◆ Exercise details:
Of the lines in the entries, how many hold the word "openParen"? Give that number alone.

◆ Data provided:

^^^^

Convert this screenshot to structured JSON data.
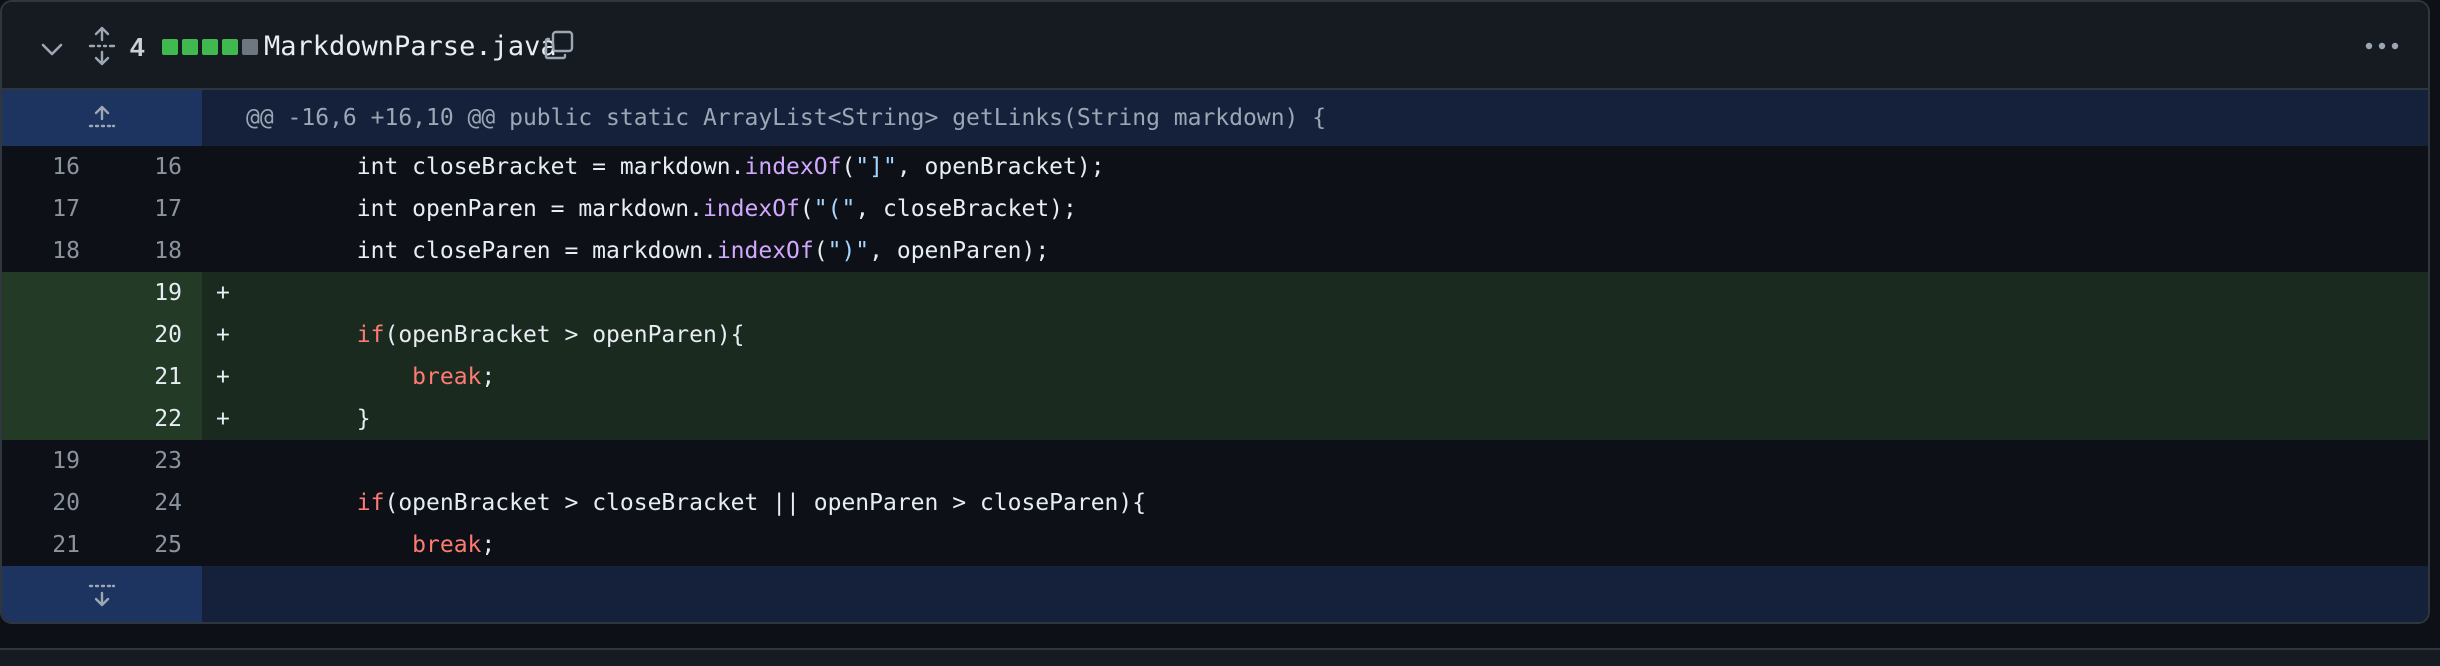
{
  "file": {
    "name": "MarkdownParse.java",
    "changes": "4",
    "diffstat": [
      "#3fb950",
      "#3fb950",
      "#3fb950",
      "#3fb950",
      "#6e7681"
    ]
  },
  "hunk": {
    "header": "@@ -16,6 +16,10 @@ public static ArrayList<String> getLinks(String markdown) {"
  },
  "lines": [
    {
      "type": "ctx",
      "old": "16",
      "new": "16",
      "marker": "",
      "tokens": [
        [
          "",
          "        int closeBracket = markdown."
        ],
        [
          "fn",
          "indexOf"
        ],
        [
          "",
          "("
        ],
        [
          "str",
          "\"]\""
        ],
        [
          "",
          ", openBracket);"
        ]
      ]
    },
    {
      "type": "ctx",
      "old": "17",
      "new": "17",
      "marker": "",
      "tokens": [
        [
          "",
          "        int openParen = markdown."
        ],
        [
          "fn",
          "indexOf"
        ],
        [
          "",
          "("
        ],
        [
          "str",
          "\"(\""
        ],
        [
          "",
          ", closeBracket);"
        ]
      ]
    },
    {
      "type": "ctx",
      "old": "18",
      "new": "18",
      "marker": "",
      "tokens": [
        [
          "",
          "        int closeParen = markdown."
        ],
        [
          "fn",
          "indexOf"
        ],
        [
          "",
          "("
        ],
        [
          "str",
          "\")\""
        ],
        [
          "",
          ", openParen);"
        ]
      ]
    },
    {
      "type": "add",
      "old": "",
      "new": "19",
      "marker": "+",
      "tokens": []
    },
    {
      "type": "add",
      "old": "",
      "new": "20",
      "marker": "+",
      "tokens": [
        [
          "",
          "        "
        ],
        [
          "kw",
          "if"
        ],
        [
          "",
          "(openBracket > openParen){"
        ]
      ]
    },
    {
      "type": "add",
      "old": "",
      "new": "21",
      "marker": "+",
      "tokens": [
        [
          "",
          "            "
        ],
        [
          "kw",
          "break"
        ],
        [
          "",
          ";"
        ]
      ]
    },
    {
      "type": "add",
      "old": "",
      "new": "22",
      "marker": "+",
      "tokens": [
        [
          "",
          "        }"
        ]
      ]
    },
    {
      "type": "ctx",
      "old": "19",
      "new": "23",
      "marker": "",
      "tokens": []
    },
    {
      "type": "ctx",
      "old": "20",
      "new": "24",
      "marker": "",
      "tokens": [
        [
          "",
          "        "
        ],
        [
          "kw",
          "if"
        ],
        [
          "",
          "(openBracket > closeBracket || openParen > closeParen){"
        ]
      ]
    },
    {
      "type": "ctx",
      "old": "21",
      "new": "25",
      "marker": "",
      "tokens": [
        [
          "",
          "            "
        ],
        [
          "kw",
          "break"
        ],
        [
          "",
          ";"
        ]
      ]
    }
  ],
  "icons": {
    "collapse": "chevron-down-icon",
    "expand_all": "unfold-icon",
    "copy": "copy-icon",
    "more": "kebab-horizontal-icon",
    "expand_up": "expand-up-icon",
    "expand_down": "expand-down-icon"
  }
}
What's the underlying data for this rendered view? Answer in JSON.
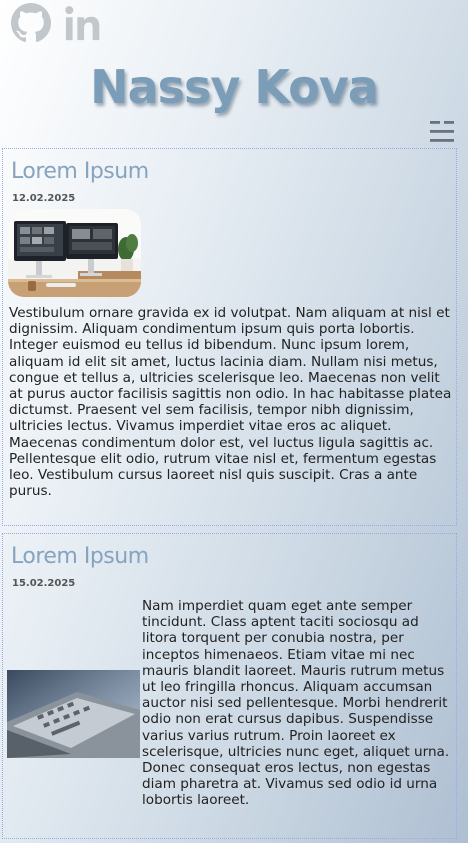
{
  "header": {
    "brand": "Nassy Kova",
    "social": [
      {
        "icon": "github-icon"
      },
      {
        "icon": "linkedin-icon"
      }
    ],
    "menu_icon": "menu-icon"
  },
  "posts": [
    {
      "title": "Lorem Ipsum",
      "date": "12.02.2025",
      "image": "desk-computer-image",
      "text": "Vestibulum ornare gravida ex id volutpat. Nam aliquam at nisl et dignissim. Aliquam condimentum ipsum quis porta lobortis. Integer euismod eu tellus id bibendum. Nunc ipsum lorem, aliquam id elit sit amet, luctus lacinia diam. Nullam nisi metus, congue et tellus a, ultricies scelerisque leo. Maecenas non velit at purus auctor facilisis sagittis non odio. In hac habitasse platea dictumst. Praesent vel sem facilisis, tempor nibh dignissim, ultricies lectus. Vivamus imperdiet vitae eros ac aliquet. Maecenas condimentum dolor est, vel luctus ligula sagittis ac. Pellentesque elit odio, rutrum vitae nisl et, fermentum egestas leo. Vestibulum cursus laoreet nisl quis suscipit. Cras a ante purus."
    },
    {
      "title": "Lorem Ipsum",
      "date": "15.02.2025",
      "image": "laptop-keyboard-image",
      "text": "Nam imperdiet quam eget ante semper tincidunt. Class aptent taciti sociosqu ad litora torquent per conubia nostra, per inceptos himenaeos. Etiam vitae mi nec mauris blandit laoreet. Mauris rutrum metus ut leo fringilla rhoncus. Aliquam accumsan auctor nisi sed pellentesque. Morbi hendrerit odio non erat cursus dapibus. Suspendisse varius varius rutrum. Proin laoreet ex scelerisque, ultricies nunc eget, aliquet urna. Donec consequat eros lectus, non egestas diam pharetra at. Vivamus sed odio id urna lobortis laoreet."
    }
  ],
  "colors": {
    "brand": "#7c9db8",
    "post_title": "#86a3bf",
    "border": "#98a9e6"
  }
}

^^^^

◆ Response for this exercise:
4